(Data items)
--------------------------------

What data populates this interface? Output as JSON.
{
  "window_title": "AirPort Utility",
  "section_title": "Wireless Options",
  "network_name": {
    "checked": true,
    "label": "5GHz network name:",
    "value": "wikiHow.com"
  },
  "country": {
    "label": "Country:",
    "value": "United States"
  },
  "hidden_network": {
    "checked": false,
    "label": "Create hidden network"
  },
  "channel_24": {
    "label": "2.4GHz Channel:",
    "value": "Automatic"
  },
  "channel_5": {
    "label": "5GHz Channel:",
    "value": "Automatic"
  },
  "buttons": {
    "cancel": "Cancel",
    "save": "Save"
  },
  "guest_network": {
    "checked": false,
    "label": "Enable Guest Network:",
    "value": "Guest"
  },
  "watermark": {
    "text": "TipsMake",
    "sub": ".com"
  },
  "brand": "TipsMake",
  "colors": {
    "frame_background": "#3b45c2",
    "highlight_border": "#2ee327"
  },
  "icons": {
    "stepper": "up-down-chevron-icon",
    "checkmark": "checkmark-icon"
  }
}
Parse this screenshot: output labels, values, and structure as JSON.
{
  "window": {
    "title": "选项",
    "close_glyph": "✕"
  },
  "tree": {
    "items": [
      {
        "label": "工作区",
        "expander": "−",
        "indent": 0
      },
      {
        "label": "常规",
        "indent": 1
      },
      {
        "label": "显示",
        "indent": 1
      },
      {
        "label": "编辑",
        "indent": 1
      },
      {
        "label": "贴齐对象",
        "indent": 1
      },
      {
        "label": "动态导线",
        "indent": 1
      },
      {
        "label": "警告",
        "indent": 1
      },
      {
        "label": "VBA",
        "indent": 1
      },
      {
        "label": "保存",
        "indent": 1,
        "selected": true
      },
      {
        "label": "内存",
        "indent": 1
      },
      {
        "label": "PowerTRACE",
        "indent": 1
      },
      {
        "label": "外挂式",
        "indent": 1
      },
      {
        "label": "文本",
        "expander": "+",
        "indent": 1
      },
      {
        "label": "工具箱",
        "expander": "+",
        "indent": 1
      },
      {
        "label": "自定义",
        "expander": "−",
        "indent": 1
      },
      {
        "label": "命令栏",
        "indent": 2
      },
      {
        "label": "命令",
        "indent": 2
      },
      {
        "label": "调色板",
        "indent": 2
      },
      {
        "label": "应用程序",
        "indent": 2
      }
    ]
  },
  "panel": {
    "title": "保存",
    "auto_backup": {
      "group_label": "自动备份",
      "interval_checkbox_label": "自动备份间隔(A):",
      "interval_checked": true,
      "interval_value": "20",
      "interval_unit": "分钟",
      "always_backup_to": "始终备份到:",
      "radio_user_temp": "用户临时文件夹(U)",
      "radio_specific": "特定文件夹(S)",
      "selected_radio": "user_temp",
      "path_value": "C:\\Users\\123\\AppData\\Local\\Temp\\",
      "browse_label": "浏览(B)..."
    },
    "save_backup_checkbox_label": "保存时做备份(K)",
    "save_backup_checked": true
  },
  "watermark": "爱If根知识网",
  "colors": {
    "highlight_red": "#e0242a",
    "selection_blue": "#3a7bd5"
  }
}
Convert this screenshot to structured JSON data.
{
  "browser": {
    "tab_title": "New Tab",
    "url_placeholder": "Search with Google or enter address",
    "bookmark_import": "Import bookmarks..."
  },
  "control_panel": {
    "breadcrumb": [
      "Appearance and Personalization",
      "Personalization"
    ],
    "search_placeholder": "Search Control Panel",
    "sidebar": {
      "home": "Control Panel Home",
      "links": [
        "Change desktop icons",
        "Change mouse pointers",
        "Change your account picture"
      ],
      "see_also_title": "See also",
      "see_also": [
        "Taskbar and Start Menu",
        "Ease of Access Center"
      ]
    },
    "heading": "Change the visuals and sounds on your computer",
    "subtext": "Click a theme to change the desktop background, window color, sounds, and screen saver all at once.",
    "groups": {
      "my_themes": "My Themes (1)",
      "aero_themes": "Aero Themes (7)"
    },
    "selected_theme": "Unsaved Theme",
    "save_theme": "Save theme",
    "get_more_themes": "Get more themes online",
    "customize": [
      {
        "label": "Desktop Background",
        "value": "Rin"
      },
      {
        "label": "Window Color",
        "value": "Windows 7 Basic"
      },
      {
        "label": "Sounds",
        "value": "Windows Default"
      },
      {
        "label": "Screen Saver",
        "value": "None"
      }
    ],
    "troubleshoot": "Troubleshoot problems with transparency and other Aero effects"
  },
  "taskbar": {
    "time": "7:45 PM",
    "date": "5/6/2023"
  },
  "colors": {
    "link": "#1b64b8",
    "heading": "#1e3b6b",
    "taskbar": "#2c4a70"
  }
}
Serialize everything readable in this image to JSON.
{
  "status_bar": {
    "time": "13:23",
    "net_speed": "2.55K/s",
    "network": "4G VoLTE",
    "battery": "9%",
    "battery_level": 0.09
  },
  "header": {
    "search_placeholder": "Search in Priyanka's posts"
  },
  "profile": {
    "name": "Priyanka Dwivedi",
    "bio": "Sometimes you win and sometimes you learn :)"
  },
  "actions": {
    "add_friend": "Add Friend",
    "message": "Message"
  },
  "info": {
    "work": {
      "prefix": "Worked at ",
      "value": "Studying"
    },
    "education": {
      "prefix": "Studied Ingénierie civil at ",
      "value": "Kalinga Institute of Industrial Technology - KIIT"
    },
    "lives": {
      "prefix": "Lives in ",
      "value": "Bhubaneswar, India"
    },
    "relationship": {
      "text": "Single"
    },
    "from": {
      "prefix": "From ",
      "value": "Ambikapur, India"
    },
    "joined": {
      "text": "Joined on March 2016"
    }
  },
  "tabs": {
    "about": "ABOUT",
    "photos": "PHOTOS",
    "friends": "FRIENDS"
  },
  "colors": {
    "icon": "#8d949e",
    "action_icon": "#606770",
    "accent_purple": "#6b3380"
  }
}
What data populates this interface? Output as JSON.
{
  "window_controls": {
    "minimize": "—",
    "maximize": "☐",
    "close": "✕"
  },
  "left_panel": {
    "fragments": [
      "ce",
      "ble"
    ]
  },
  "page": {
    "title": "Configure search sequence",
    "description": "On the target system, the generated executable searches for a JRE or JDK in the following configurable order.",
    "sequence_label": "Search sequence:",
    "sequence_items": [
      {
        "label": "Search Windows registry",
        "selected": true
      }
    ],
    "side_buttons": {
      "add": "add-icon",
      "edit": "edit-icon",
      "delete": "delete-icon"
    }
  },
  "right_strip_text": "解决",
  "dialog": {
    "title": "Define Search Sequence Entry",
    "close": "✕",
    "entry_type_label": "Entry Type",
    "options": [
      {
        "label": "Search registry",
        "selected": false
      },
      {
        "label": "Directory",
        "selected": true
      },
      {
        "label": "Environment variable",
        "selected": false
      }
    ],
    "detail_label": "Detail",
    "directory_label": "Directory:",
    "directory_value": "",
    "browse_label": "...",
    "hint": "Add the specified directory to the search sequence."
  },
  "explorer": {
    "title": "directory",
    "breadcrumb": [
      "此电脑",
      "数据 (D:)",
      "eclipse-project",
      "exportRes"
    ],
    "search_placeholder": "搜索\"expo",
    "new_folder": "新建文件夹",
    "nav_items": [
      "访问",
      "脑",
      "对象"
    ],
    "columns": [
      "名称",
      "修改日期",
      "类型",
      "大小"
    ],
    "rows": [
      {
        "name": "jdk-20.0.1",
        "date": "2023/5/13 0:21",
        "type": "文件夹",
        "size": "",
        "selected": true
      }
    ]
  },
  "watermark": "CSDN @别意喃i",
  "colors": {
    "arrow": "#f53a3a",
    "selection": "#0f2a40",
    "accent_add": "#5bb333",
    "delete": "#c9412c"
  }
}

--------------------------------

▶ **SHORT EXERCISE**
Gather from the records above every line containing the string "Entry".

▶ **THE RESPONSE**
    "title": "Define Search Sequence Entry",
    "entry_type_label": "Entry Type",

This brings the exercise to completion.